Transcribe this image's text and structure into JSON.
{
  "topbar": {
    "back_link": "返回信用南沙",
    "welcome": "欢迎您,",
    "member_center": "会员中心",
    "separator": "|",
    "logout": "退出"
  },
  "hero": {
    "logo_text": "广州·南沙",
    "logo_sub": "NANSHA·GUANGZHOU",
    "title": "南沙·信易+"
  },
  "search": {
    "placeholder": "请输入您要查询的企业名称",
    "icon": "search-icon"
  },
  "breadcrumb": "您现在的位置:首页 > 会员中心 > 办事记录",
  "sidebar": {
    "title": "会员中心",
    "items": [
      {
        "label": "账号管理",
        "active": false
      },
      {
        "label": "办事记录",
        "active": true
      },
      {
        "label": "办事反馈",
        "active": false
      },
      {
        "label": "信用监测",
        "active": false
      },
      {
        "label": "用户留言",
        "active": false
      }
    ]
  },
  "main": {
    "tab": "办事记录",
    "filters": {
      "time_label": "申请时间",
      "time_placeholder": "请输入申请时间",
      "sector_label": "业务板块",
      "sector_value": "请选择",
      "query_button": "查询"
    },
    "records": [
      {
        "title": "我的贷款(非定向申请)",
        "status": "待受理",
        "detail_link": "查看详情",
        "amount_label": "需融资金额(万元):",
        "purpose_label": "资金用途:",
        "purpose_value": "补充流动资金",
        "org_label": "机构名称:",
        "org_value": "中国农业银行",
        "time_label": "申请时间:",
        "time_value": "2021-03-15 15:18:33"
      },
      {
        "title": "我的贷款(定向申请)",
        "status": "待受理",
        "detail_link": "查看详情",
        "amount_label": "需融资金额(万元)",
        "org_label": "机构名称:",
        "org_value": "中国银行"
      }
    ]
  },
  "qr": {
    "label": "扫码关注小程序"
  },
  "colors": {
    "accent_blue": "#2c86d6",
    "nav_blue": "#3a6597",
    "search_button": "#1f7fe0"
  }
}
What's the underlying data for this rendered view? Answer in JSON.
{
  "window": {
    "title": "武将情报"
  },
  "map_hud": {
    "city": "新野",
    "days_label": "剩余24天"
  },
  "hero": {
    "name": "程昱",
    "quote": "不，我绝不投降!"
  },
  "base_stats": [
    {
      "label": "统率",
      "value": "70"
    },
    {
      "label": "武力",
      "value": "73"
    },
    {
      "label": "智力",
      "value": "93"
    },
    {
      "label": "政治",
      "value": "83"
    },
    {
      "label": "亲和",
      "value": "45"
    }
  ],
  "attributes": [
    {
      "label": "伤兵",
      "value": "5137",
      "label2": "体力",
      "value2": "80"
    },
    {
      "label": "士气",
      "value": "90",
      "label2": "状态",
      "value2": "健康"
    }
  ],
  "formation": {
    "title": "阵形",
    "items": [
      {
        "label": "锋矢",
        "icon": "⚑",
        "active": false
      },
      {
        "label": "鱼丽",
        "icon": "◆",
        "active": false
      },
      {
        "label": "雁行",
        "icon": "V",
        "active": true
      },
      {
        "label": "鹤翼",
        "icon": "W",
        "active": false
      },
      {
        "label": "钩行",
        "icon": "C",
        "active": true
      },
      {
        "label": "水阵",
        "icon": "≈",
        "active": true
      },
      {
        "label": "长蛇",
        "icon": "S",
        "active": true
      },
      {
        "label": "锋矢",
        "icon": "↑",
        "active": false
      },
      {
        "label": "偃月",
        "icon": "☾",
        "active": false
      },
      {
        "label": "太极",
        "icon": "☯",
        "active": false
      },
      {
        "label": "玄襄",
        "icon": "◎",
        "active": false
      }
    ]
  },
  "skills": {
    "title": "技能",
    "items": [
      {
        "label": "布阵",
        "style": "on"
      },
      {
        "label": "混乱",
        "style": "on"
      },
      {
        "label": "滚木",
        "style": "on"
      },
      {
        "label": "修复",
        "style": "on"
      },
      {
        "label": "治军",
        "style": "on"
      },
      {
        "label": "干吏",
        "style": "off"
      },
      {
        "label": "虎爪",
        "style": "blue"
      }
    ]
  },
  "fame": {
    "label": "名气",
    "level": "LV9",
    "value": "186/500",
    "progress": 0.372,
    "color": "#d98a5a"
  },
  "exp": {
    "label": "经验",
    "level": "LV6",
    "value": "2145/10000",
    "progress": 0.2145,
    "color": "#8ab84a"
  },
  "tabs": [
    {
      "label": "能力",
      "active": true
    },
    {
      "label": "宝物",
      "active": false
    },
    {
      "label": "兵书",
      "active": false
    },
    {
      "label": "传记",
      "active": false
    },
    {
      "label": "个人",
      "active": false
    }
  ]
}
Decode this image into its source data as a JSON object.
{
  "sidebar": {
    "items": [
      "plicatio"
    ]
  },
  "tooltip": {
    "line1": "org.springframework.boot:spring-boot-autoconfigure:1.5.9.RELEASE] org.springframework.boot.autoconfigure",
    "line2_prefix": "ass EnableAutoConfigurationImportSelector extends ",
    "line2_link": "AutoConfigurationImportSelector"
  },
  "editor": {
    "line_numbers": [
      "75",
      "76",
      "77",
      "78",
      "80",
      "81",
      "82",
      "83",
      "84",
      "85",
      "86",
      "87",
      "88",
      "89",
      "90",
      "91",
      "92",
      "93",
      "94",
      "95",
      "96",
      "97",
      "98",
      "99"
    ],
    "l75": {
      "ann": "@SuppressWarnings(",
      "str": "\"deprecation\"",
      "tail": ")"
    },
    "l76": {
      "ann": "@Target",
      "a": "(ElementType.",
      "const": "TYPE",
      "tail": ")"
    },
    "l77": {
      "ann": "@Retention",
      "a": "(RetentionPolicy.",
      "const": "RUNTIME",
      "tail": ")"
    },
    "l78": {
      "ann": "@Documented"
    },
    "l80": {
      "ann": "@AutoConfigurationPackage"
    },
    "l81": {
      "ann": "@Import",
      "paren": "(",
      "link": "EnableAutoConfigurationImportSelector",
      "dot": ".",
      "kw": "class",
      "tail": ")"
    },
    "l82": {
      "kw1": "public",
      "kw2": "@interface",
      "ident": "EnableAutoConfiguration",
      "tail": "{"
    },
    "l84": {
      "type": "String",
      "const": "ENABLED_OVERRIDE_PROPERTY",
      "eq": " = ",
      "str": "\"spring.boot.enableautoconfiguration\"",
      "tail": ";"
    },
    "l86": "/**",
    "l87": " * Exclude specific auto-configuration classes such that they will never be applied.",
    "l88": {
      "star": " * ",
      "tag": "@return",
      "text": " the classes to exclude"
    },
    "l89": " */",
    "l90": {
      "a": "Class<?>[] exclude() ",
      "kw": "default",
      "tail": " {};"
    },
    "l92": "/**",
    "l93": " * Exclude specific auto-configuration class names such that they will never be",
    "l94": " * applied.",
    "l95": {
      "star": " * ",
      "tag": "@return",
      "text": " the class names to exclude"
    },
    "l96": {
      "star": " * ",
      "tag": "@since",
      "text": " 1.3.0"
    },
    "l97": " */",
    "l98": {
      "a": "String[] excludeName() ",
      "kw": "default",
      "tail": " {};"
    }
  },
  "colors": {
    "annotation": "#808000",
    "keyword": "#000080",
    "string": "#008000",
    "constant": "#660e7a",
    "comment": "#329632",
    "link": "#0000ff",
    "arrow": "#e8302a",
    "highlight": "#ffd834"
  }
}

=-=-=

WHAT THIS TASK INVOLVES:
Extract from the material all lines containing the string "data".

SOLUTION BELOW:
What's the underlying data for this rendered view? Answer in JSON.
Decode this image into its source data as a JSON object.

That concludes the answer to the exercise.